Lift out all lines below that contain "badge".

--- INPUT ROWS ---

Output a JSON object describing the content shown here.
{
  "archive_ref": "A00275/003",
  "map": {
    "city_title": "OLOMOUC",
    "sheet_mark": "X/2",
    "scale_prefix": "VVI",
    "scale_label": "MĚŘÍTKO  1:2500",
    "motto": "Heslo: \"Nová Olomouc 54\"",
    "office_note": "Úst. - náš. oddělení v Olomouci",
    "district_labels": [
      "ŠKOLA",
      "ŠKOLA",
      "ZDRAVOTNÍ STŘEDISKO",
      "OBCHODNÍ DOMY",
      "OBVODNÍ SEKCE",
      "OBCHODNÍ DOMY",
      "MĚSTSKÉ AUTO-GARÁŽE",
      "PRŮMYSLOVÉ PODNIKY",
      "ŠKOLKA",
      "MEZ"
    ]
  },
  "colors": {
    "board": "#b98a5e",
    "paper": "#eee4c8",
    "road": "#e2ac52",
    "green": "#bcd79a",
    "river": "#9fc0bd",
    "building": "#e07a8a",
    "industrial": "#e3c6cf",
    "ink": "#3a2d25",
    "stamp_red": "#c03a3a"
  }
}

---
--- INPUT ROWS ---

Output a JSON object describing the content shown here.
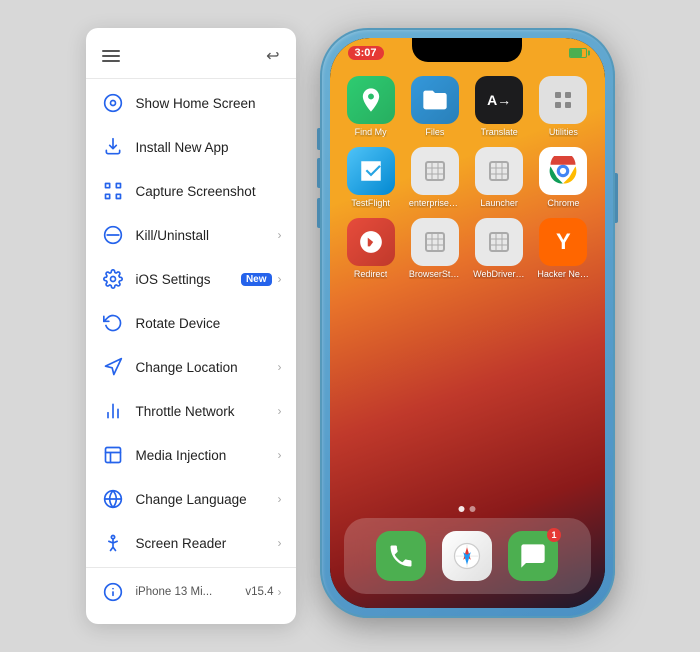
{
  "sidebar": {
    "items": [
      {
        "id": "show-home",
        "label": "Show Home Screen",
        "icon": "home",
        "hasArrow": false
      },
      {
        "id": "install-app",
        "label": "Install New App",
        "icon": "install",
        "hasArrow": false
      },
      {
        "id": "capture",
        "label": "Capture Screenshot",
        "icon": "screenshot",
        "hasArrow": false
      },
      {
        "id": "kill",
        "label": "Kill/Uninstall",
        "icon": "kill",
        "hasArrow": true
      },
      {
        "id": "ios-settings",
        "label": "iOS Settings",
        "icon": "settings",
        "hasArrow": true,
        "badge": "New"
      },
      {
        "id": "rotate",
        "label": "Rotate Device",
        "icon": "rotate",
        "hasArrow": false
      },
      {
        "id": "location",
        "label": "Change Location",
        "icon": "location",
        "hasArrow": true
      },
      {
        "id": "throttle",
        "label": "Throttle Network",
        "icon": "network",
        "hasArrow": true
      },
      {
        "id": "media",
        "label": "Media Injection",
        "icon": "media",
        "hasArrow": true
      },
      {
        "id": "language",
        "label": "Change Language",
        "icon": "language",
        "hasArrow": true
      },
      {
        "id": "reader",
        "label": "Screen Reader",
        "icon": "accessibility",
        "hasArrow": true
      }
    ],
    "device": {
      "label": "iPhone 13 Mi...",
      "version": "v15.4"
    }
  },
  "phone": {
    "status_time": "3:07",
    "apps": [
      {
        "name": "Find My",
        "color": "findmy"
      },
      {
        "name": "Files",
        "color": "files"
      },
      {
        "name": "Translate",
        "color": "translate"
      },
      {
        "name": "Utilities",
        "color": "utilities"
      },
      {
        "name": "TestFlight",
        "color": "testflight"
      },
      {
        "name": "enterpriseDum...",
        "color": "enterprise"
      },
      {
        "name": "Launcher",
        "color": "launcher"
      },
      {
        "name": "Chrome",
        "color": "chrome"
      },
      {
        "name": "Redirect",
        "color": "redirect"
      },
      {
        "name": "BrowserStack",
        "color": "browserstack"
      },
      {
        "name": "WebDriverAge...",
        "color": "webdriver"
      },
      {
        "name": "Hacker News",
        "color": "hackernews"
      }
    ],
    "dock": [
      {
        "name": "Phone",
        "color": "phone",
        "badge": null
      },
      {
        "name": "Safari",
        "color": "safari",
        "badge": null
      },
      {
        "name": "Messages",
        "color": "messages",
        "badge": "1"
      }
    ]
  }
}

---

TASK ANSWER
        "badge": "New"
        "badge": null
        "badge": null
        "badge": "1"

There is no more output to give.